### WRITTEN INSTRUCTION
For each line that holds "structured", copy the line out.

Dataset records:
────────────────────
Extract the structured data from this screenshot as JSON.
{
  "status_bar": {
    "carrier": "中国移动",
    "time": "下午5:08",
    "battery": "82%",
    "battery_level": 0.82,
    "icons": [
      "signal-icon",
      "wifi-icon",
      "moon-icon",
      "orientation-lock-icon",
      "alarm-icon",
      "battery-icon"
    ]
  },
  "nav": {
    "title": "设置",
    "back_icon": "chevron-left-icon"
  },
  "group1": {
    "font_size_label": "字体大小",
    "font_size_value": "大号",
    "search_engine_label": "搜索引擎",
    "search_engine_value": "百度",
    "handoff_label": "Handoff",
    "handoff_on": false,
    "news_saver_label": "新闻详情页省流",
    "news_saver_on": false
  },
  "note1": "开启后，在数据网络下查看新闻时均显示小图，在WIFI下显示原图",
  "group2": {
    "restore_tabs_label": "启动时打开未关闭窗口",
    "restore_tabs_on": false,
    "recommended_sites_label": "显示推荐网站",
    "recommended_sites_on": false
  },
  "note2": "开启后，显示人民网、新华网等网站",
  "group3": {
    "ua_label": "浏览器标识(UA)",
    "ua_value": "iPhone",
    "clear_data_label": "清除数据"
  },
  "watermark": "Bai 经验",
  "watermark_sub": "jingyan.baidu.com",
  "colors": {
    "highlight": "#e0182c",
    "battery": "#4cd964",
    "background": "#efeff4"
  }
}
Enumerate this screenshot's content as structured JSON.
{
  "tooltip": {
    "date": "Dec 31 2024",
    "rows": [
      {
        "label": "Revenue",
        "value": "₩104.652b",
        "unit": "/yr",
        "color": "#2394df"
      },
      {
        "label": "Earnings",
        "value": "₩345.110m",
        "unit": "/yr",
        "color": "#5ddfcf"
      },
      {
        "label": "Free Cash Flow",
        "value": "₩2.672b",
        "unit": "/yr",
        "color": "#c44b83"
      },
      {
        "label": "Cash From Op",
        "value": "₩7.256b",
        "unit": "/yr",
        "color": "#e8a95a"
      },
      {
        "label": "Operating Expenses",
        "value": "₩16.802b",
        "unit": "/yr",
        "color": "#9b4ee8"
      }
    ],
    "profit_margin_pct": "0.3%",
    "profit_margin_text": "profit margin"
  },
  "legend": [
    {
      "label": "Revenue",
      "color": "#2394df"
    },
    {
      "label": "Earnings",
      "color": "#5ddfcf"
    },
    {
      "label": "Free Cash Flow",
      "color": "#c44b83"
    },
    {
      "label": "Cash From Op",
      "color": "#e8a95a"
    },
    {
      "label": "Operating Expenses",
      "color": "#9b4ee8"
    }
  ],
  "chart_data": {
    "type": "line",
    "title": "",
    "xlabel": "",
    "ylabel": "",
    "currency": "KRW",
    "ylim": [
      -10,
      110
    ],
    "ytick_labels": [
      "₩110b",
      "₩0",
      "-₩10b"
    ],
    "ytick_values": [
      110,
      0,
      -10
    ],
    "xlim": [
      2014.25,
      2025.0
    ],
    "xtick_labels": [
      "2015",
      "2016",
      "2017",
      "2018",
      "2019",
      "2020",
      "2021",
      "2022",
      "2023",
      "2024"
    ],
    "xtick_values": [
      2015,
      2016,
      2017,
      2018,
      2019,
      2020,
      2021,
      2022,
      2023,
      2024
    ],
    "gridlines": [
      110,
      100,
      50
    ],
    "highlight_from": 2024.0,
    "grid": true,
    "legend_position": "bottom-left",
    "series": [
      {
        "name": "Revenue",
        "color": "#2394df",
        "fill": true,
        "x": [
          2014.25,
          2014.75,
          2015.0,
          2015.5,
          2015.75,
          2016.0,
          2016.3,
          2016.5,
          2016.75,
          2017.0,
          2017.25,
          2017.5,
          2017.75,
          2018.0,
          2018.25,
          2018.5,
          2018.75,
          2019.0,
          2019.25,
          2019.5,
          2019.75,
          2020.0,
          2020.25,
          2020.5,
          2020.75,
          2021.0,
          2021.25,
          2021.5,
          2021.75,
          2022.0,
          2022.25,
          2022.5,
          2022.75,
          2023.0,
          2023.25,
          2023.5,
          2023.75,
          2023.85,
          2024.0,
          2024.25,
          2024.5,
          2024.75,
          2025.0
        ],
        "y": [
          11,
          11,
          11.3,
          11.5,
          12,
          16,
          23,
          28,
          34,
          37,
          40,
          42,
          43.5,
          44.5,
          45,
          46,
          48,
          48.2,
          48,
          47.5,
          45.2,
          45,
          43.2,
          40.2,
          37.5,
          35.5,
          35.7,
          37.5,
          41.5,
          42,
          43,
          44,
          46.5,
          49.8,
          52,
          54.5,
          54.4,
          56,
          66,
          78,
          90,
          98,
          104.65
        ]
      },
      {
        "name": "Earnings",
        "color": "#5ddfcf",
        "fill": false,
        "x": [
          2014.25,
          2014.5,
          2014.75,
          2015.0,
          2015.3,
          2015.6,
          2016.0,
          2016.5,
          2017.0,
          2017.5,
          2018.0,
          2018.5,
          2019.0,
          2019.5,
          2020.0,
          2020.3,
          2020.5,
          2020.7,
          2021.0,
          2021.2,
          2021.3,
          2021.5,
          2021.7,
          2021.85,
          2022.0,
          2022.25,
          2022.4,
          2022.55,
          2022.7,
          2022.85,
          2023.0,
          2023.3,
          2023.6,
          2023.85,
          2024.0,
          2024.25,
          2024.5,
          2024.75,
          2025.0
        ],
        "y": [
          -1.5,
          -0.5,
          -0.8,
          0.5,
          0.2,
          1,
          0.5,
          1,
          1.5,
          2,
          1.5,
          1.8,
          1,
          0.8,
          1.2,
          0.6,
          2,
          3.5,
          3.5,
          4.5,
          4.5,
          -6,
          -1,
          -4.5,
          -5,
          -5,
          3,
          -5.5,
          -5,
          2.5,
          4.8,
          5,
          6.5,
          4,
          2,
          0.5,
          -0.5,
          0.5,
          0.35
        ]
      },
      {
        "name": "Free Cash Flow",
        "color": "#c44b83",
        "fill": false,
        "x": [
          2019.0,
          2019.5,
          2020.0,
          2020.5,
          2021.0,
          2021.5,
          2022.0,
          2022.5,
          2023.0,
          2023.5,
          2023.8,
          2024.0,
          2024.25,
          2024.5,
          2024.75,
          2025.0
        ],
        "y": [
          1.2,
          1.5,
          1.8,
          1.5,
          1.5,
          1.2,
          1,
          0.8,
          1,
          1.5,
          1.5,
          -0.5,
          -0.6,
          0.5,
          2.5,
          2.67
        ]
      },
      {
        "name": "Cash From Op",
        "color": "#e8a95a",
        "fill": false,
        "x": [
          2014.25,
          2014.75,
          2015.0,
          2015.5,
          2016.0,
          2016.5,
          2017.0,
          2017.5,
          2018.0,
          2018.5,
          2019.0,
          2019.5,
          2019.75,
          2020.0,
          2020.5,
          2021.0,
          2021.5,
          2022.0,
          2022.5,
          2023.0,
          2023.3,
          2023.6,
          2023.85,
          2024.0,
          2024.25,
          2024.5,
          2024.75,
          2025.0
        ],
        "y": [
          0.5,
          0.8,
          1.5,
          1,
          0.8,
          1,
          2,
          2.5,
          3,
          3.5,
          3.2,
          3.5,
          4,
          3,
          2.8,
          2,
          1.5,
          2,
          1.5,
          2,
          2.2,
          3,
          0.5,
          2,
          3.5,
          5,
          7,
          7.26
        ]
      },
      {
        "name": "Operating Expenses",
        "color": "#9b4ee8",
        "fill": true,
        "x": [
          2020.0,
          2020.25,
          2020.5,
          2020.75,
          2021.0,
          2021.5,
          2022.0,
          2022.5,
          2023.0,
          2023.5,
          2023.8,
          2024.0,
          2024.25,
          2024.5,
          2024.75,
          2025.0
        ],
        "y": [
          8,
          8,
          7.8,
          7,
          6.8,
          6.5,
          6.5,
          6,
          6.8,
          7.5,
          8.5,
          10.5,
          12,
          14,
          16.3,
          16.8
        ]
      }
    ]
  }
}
────────────────────
### WRITTEN SOLUTION
Extract the structured data from this screenshot as JSON.
Enumerate this screenshot's content as structured JSON.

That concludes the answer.